Dataset rows:
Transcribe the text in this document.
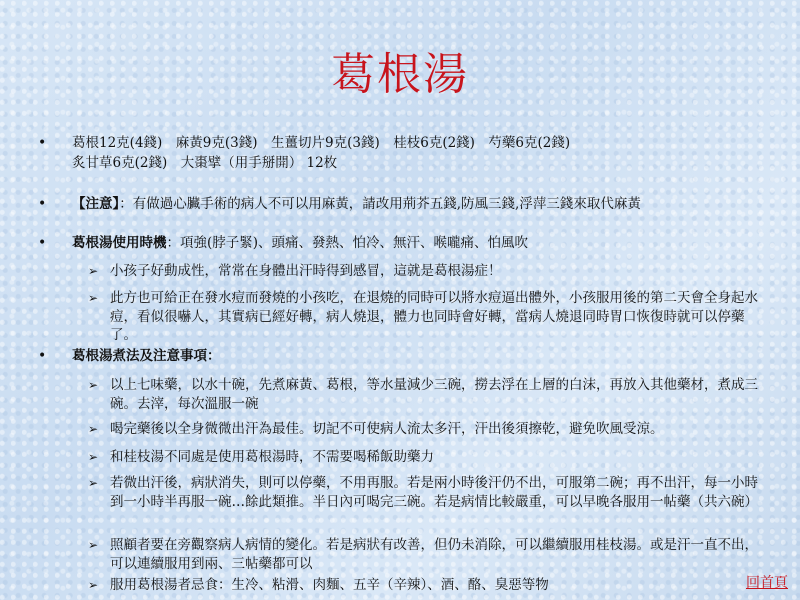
葛根湯
• 葛根12克(4錢)　麻黃9克(3錢)　生薑切片9克(3錢)　桂枝6克(2錢)　芍藥6克(2錢)
炙甘草6克(2錢)　大棗擘（用手掰開） 12枚
• 【注意】：有做過心臟手術的病人不可以用麻黃，請改用荊芥五錢,防風三錢,浮萍三錢來取代麻黃
• 葛根湯使用時機：項強(脖子緊)、頭痛、發熱、怕冷、無汗、喉嚨痛、怕風吹
➢ 小孩子好動成性，常常在身體出汗時得到感冒，這就是葛根湯症！
➢ 此方也可給正在發水痘而發燒的小孩吃，在退燒的同時可以將水痘逼出體外，小孩服用後的第二天會全身起水痘，看似很嚇人，其實病已經好轉，病人燒退，體力也同時會好轉，當病人燒退同時胃口恢復時就可以停藥了。
• 葛根湯煮法及注意事項：
➢ 以上七味藥，以水十碗，先煮麻黃、葛根，等水量減少三碗，撈去浮在上層的白沫，再放入其他藥材，煮成三碗。去滓，每次溫服一碗
➢ 喝完藥後以全身微微出汗為最佳。切記不可使病人流太多汗，汗出後須擦乾，避免吹風受涼。
➢ 和桂枝湯不同處是使用葛根湯時，不需要喝稀飯助藥力
➢ 若微出汗後，病狀消失，則可以停藥，不用再服。若是兩小時後汗仍不出，可服第二碗；再不出汗，每一小時到一小時半再服一碗…餘此類推。半日內可喝完三碗。若是病情比較嚴重，可以早晚各服用一帖藥（共六碗）
➢ 照顧者要在旁觀察病人病情的變化。若是病狀有改善，但仍未消除，可以繼續服用桂枝湯。或是汗一直不出，可以連續服用到兩、三帖藥都可以
➢ 服用葛根湯者忌食：生冷、粘滑、肉麵、五辛（辛辣）、酒、酪、臭惡等物	回首頁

Problem to work on: Each entry above should be reproduced exactly, with the pictures removed.

Written solution:
Transcribe the text in this document.
葛根湯
• 葛根12克(4錢)　麻黃9克(3錢)　生薑切片9克(3錢)　桂枝6克(2錢)　芍藥6克(2錢)
炙甘草6克(2錢)　大棗擘（用手掰開） 12枚
• 【注意】：有做過心臟手術的病人不可以用麻黃，請改用荊芥五錢,防風三錢,浮萍三錢來取代麻黃
• 葛根湯使用時機：項強(脖子緊)、頭痛、發熱、怕冷、無汗、喉嚨痛、怕風吹
➢ 小孩子好動成性，常常在身體出汗時得到感冒，這就是葛根湯症！
➢ 此方也可給正在發水痘而發燒的小孩吃，在退燒的同時可以將水痘逼出體外，小孩服用後的第二天會全身起水痘，看似很嚇人，其實病已經好轉，病人燒退，體力也同時會好轉，當病人燒退同時胃口恢復時就可以停藥了。
• 葛根湯煮法及注意事項：
➢ 以上七味藥，以水十碗，先煮麻黃、葛根，等水量減少三碗，撈去浮在上層的白沫，再放入其他藥材，煮成三碗。去滓，每次溫服一碗
➢ 喝完藥後以全身微微出汗為最佳。切記不可使病人流太多汗，汗出後須擦乾，避免吹風受涼。
➢ 和桂枝湯不同處是使用葛根湯時，不需要喝稀飯助藥力
➢ 若微出汗後，病狀消失，則可以停藥，不用再服。若是兩小時後汗仍不出，可服第二碗；再不出汗，每一小時到一小時半再服一碗…餘此類推。半日內可喝完三碗。若是病情比較嚴重，可以早晚各服用一帖藥（共六碗）
➢ 照顧者要在旁觀察病人病情的變化。若是病狀有改善，但仍未消除，可以繼續服用桂枝湯。或是汗一直不出，可以連續服用到兩、三帖藥都可以
➢ 服用葛根湯者忌食：生冷、粘滑、肉麵、五辛（辛辣）、酒、酪、臭惡等物	回首頁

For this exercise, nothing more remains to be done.